■ Set problem ■
Determine how many lines of the data below contain "sankei", then give only that number.

[Collection entries]

***

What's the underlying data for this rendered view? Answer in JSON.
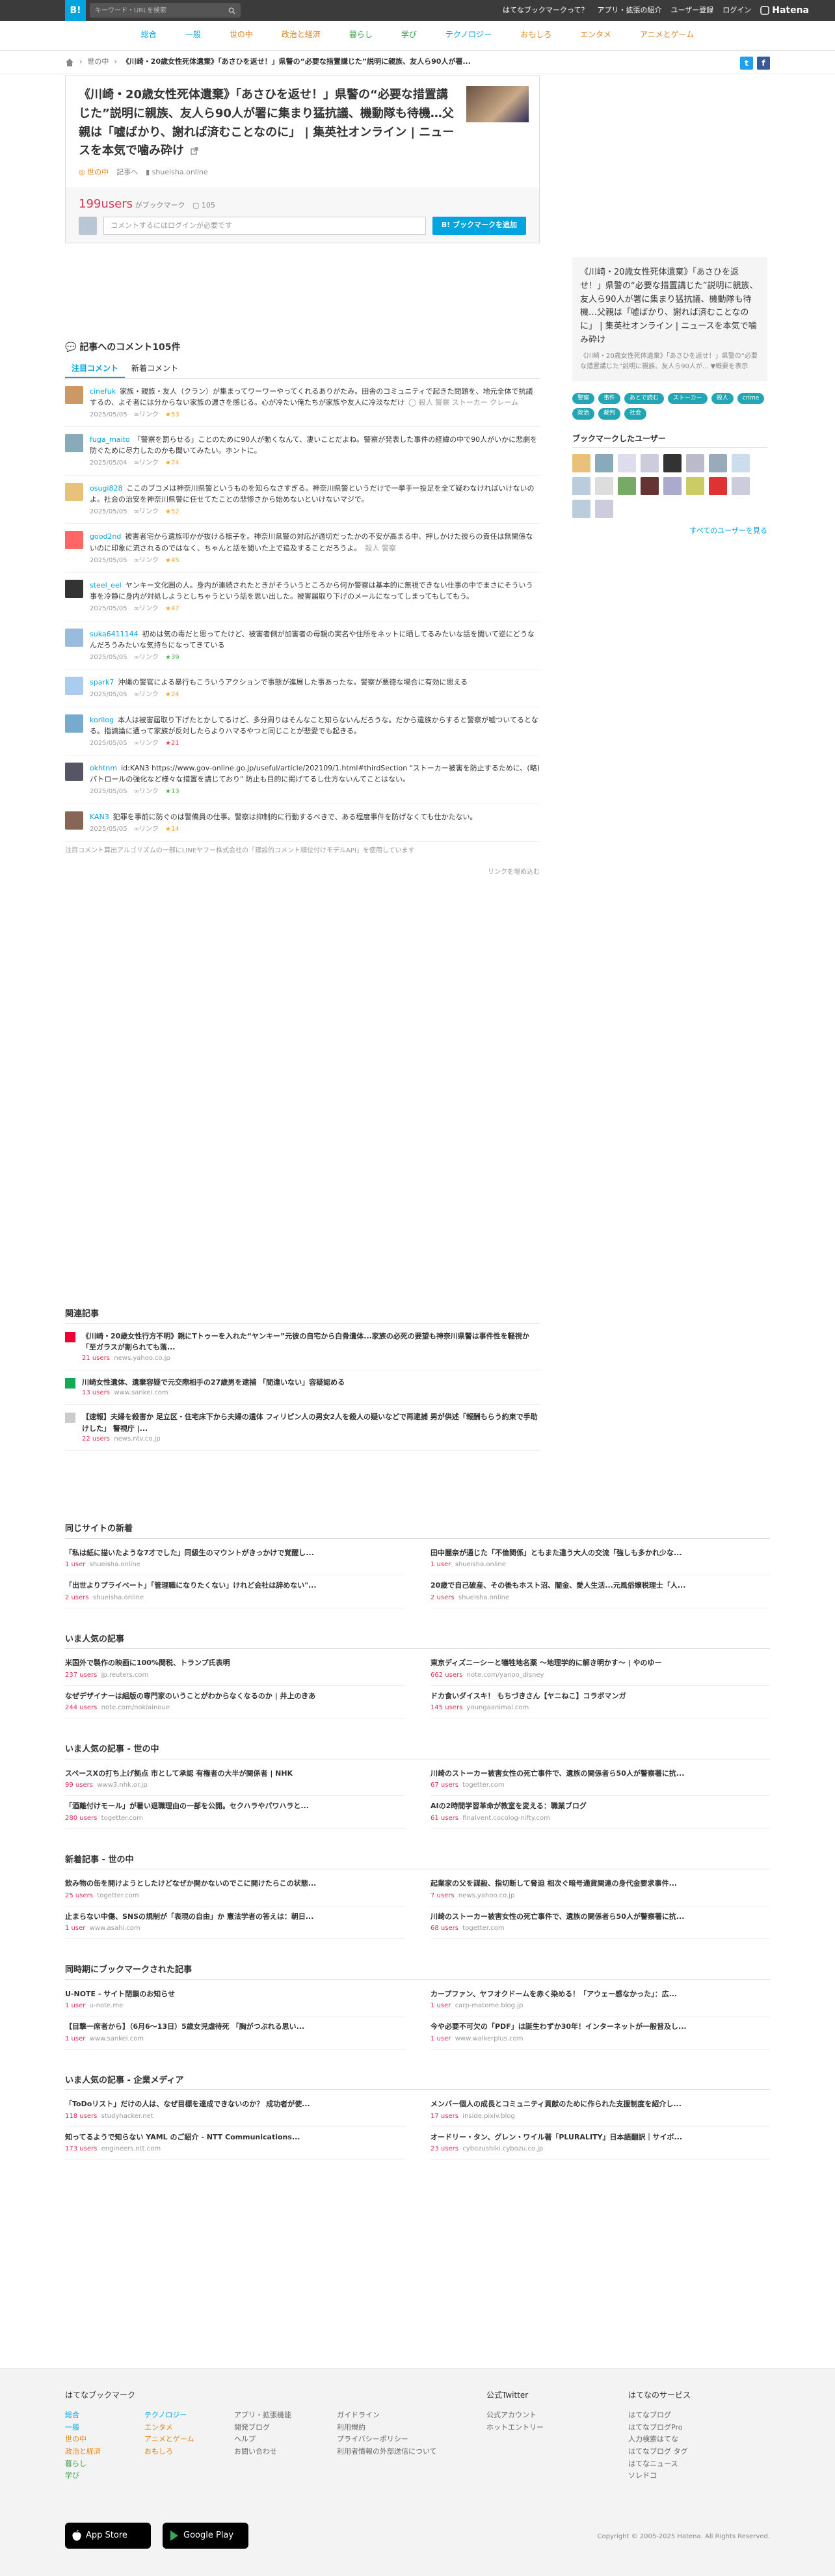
{
  "topbar": {
    "logo": "B!",
    "search_placeholder": "キーワード・URLを検索",
    "links": [
      "はてなブックマークって？",
      "アプリ・拡張の紹介",
      "ユーザー登録",
      "ログイン"
    ],
    "hatena": "Hatena"
  },
  "categories": [
    "総合",
    "一般",
    "世の中",
    "政治と経済",
    "暮らし",
    "学び",
    "テクノロジー",
    "おもしろ",
    "エンタメ",
    "アニメとゲーム"
  ],
  "breadcrumb": {
    "category": "世の中",
    "title": "《川崎・20歳女性死体遺棄》「あさひを返せ！」県警の“必要な措置講じた”説明に親族、友人ら90人が署..."
  },
  "entry": {
    "title": "《川崎・20歳女性死体遺棄》「あさひを返せ！」県警の“必要な措置講じた”説明に親族、友人ら90人が署に集まり猛抗議、機動隊も待機…父親は「嘘ばかり、謝れば済むことなのに」 | 集英社オンライン | ニュースを本気で噛み砕け",
    "category": "世の中",
    "meta_label": "記事へ",
    "domain": "shueisha.online",
    "users": "199users",
    "bm_label": "がブックマーク",
    "comment_count": "105",
    "comment_placeholder": "コメントするにはログインが必要です",
    "add_button": "ブックマークを追加"
  },
  "comments_header": "記事へのコメント105件",
  "tabs": [
    "注目コメント",
    "新着コメント"
  ],
  "comments": [
    {
      "user": "cinefuk",
      "text": "家族・親族・友人（クラン）が集まってワーワーやってくれるありがたみ。田舎のコミュニティで起きた問題を、地元全体で抗議するの、よそ者には分からない家族の濃さを感じる。心が冷たい俺たちが家族や友人に冷淡なだけ",
      "tags": "◯ 殺人 警察 ストーカー クレーム",
      "date": "2025/05/05",
      "stars": "★53"
    },
    {
      "user": "fuga_maito",
      "text": "「警察を罰らせる」ことのために90人が動くなんて、凄いことだよね。警察が発表した事件の経緯の中で90人がいかに悲劇を防ぐために尽力したのかも聞いてみたい。ホントに。",
      "tags": "",
      "date": "2025/05/04",
      "stars": "★74"
    },
    {
      "user": "osugi828",
      "text": "ここのブコメは神奈川県警というものを知らなさすぎる。神奈川県警というだけで一挙手一投足を全て疑わなければいけないのよ。社会の治安を神奈川県警に任せてたことの悲惨さから始めないといけないマジで。",
      "tags": "",
      "date": "2025/05/05",
      "stars": "★52"
    },
    {
      "user": "good2nd",
      "text": "被害者宅から遺族叩かが抜ける様子を。神奈川県警の対応が適切だったかの不安が高まる中、押しかけた彼らの責任は無関係ないのに印象に流されるのではなく、ちゃんと話を聞いた上で追及することだろうよ。",
      "tags": "殺人 警察",
      "date": "2025/05/05",
      "stars": "★45"
    },
    {
      "user": "steel_eel",
      "text": "ヤンキー文化圏の人。身内が連続されたときがそういうところから何か警察は基本的に無視できない仕事の中でまさにそういう事を冷静に身内が対処しようとしちゃうという話を思い出した。被害届取り下げのメールになってしまってもしてもう。",
      "tags": "",
      "date": "2025/05/05",
      "stars": "★47"
    },
    {
      "user": "suka6411144",
      "text": "初めは気の毒だと思ってたけど、被害者側が加害者の母親の実名や住所をネットに晒してるみたいな話を聞いて逆にどうなんだろうみたいな気持ちになってきている",
      "tags": "",
      "date": "2025/05/05",
      "stars": "★39"
    },
    {
      "user": "spark7",
      "text": "沖縄の警官による暴行もこういうアクションで事態が進展した事あったな。警察が悪徳な場合に有効に思える",
      "tags": "",
      "date": "2025/05/05",
      "stars": "★24"
    },
    {
      "user": "korilog",
      "text": "本人は被害届取り下げたとかしてるけど、多分周りはそんなこと知らないんだろうな。だから遺族からすると警察が嘘ついてるとなる。指謫論に遭って家族が反対したらよりハマるやつと同じことが悲愛でも起きる。",
      "tags": "",
      "date": "2025/05/05",
      "stars": "★21"
    },
    {
      "user": "okhtnm",
      "text": "id:KAN3 https://www.gov-online.go.jp/useful/article/202109/1.html#thirdSection \"ストーカー被害を防止するために、(略)パトロールの強化など様々な措置を講じており\" 防止も目的に掲げてるし仕方ないんてことはない。",
      "tags": "",
      "date": "2025/05/05",
      "stars": "★13"
    },
    {
      "user": "KAN3",
      "text": "犯罪を事前に防ぐのは警備員の仕事。警察は抑制的に行動するべきで、ある程度事件を防げなくても仕かたない。",
      "tags": "",
      "date": "2025/05/05",
      "stars": "★14"
    }
  ],
  "ai_note": "注目コメント算出アルゴリズムの一部にLINEヤフー株式会社の「建設的コメント順位付けモデルAPI」を使用しています",
  "link_more": "リンクを埋め込む",
  "side": {
    "title": "《川崎・20歳女性死体遺棄》「あさひを返せ！」県警の“必要な措置講じた”説明に親族、友人ら90人が署に集まり猛抗議、機動隊も待機…父親は「嘘ばかり、謝れば済むことなのに」 | 集英社オンライン | ニュースを本気で噛み砕け",
    "desc": "《川崎・20歳女性死体遺棄》「あさひを返せ！」県警の“必要な措置講じた”説明に親族、友人ら90人が... ▼概要を表示",
    "tags": [
      "警察",
      "事件",
      "あとで読む",
      "ストーカー",
      "殺人",
      "crime",
      "政治",
      "裁判",
      "社会"
    ],
    "bm_users": "ブックマークしたユーザー",
    "see_all": "すべてのユーザーを見る"
  },
  "related": {
    "header": "関連記事",
    "items": [
      {
        "title": "《川崎・20歳女性行方不明》親にTトゥーを入れた“ヤンキー”元彼の自宅から白骨遺体...家族の必死の要望も神奈川県警は事件性を軽視か「至ガラスが割られても落...",
        "users": "21 users",
        "domain": "news.yahoo.co.jp"
      },
      {
        "title": "川崎女性遺体、遺棄容疑で元交際相手の27歳男を逮捕 「間違いない」容疑認める",
        "users": "13 users",
        "domain": "www.sankei.com"
      },
      {
        "title": "【速報】夫婦を殺害か 足立区・住宅床下から夫婦の遺体 フィリピン人の男女2人を殺人の疑いなどで再逮捕 男が供述「報酬もらう約束で手助けした」 警視庁 |...",
        "users": "22 users",
        "domain": "news.ntv.co.jp"
      }
    ]
  },
  "sections": [
    {
      "header": "同じサイトの新着",
      "items": [
        {
          "title": "「私は紙に描いたような7才でした」同級生のマウントがきっかけで覚醒し...",
          "users": "1 user",
          "domain": "shueisha.online"
        },
        {
          "title": "田中麗奈が通じた「不倫関係」ともまた違う大人の交流「強しも多かれ少な...",
          "users": "1 user",
          "domain": "shueisha.online"
        },
        {
          "title": "「出世よりプライベート」「管理職になりたくない」けれど会社は辞めない\"...",
          "users": "2 users",
          "domain": "shueisha.online"
        },
        {
          "title": "20歳で自己破産、その後もホスト沼、闇金、愛人生活...元風俗嬢税理士「人...",
          "users": "2 users",
          "domain": "shueisha.online"
        }
      ]
    },
    {
      "header": "いま人気の記事",
      "items": [
        {
          "title": "米国外で製作の映画に100%関税、トランプ氏表明",
          "users": "237 users",
          "domain": "jp.reuters.com"
        },
        {
          "title": "東京ディズニーシーと犠牲地名薬 〜地理学的に解き明かす〜 | やのゆー",
          "users": "662 users",
          "domain": "note.com/yanoo_disney"
        },
        {
          "title": "なぜデザイナーは組版の専門家のいうことがわからなくなるのか | 井上のきあ",
          "users": "244 users",
          "domain": "note.com/nokiainoue"
        },
        {
          "title": "ドカ食いダイスキ！ もちづきさん【ヤニねこ】コラボマンガ",
          "users": "145 users",
          "domain": "youngaanimal.com"
        }
      ]
    },
    {
      "header": "いま人気の記事 - 世の中",
      "items": [
        {
          "title": "スペースXの打ち上げ拠点 市として承認 有権者の大半が関係者 | NHK",
          "users": "99 users",
          "domain": "www3.nhk.or.jp"
        },
        {
          "title": "川崎のストーカー被害女性の死亡事件で、遺族の関係者ら50人が警察署に抗...",
          "users": "67 users",
          "domain": "togetter.com"
        },
        {
          "title": "「酒離付けモール」が暑い退職理由の一部を公開。セクハラやパワハラと...",
          "users": "280 users",
          "domain": "togetter.com"
        },
        {
          "title": "AIの2時間学習革命が教室を変える：職業ブログ",
          "users": "61 users",
          "domain": "finalvent.cocolog-nifty.com"
        }
      ]
    },
    {
      "header": "新着記事 - 世の中",
      "items": [
        {
          "title": "飲み物の缶を開けようとしたけどなぜか開かないのでこに開けたらこの状態...",
          "users": "25 users",
          "domain": "togetter.com"
        },
        {
          "title": "起業家の父を謀殺、指切断して脅迫 相次ぐ暗号通貨関連の身代金要求事件...",
          "users": "7 users",
          "domain": "news.yahoo.co.jp"
        },
        {
          "title": "止まらない中傷、SNSの規制が「表現の自由」か 憲法学者の答えは：朝日...",
          "users": "1 user",
          "domain": "www.asahi.com"
        },
        {
          "title": "川崎のストーカー被害女性の死亡事件で、遺族の関係者ら50人が警察署に抗...",
          "users": "68 users",
          "domain": "togetter.com"
        }
      ]
    },
    {
      "header": "同時期にブックマークされた記事",
      "items": [
        {
          "title": "U-NOTE - サイト閉鎖のお知らせ",
          "users": "1 user",
          "domain": "u-note.me"
        },
        {
          "title": "カープファン、ヤフオクドームを赤く染める！「アウェー感なかった」：広...",
          "users": "1 user",
          "domain": "carp-matome.blog.jp"
        },
        {
          "title": "【目撃一席者から】（6月6〜13日）5歳女児虐待死 「胸がつぶれる思い...",
          "users": "1 user",
          "domain": "www.sankei.com"
        },
        {
          "title": "今や必要不可欠の「PDF」は誕生わずか30年！インターネットが一般普及し...",
          "users": "1 user",
          "domain": "www.walkerplus.com"
        }
      ]
    },
    {
      "header": "いま人気の記事 - 企業メディア",
      "items": [
        {
          "title": "「ToDoリスト」だけの人は、なぜ目標を達成できないのか？ 成功者が使...",
          "users": "118 users",
          "domain": "studyhacker.net"
        },
        {
          "title": "メンバー個人の成長とコミュニティ貢献のために作られた支援制度を紹介し...",
          "users": "17 users",
          "domain": "inside.pixiv.blog"
        },
        {
          "title": "知ってるようで知らない YAML のご紹介 - NTT Communications...",
          "users": "173 users",
          "domain": "engineers.ntt.com"
        },
        {
          "title": "オードリー・タン、グレン・ワイル著「PLURALITY」日本語翻訳｜サイボ...",
          "users": "23 users",
          "domain": "cybozushiki.cybozu.co.jp"
        }
      ]
    }
  ],
  "footer": {
    "col1_head": "はてなブックマーク",
    "col1a": [
      "総合",
      "一般",
      "世の中",
      "政治と経済",
      "暮らし",
      "学び"
    ],
    "col1b": [
      "テクノロジー",
      "エンタメ",
      "アニメとゲーム",
      "おもしろ"
    ],
    "col2": [
      "アプリ・拡張機能",
      "開発ブログ",
      "ヘルプ",
      "お問い合わせ"
    ],
    "col3": [
      "ガイドライン",
      "利用規約",
      "プライバシーポリシー",
      "利用者情報の外部送信について"
    ],
    "col4_head": "公式Twitter",
    "col4": [
      "公式アカウント",
      "ホットエントリー"
    ],
    "col5_head": "はてなのサービス",
    "col5": [
      "はてなブログ",
      "はてなブログPro",
      "人力検索はてな",
      "はてなブログ タグ",
      "はてなニュース",
      "ソレドコ"
    ],
    "appstore": "App Store",
    "googleplay": "Google Play",
    "copyright": "Copyright © 2005-2025 Hatena. All Rights Reserved."
  },
  "colors": {
    "accent": "#00a4de",
    "users": "#dd3355",
    "star": "#f5a623",
    "tag": "#22a6b3"
  }
}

***

■ The result ■
2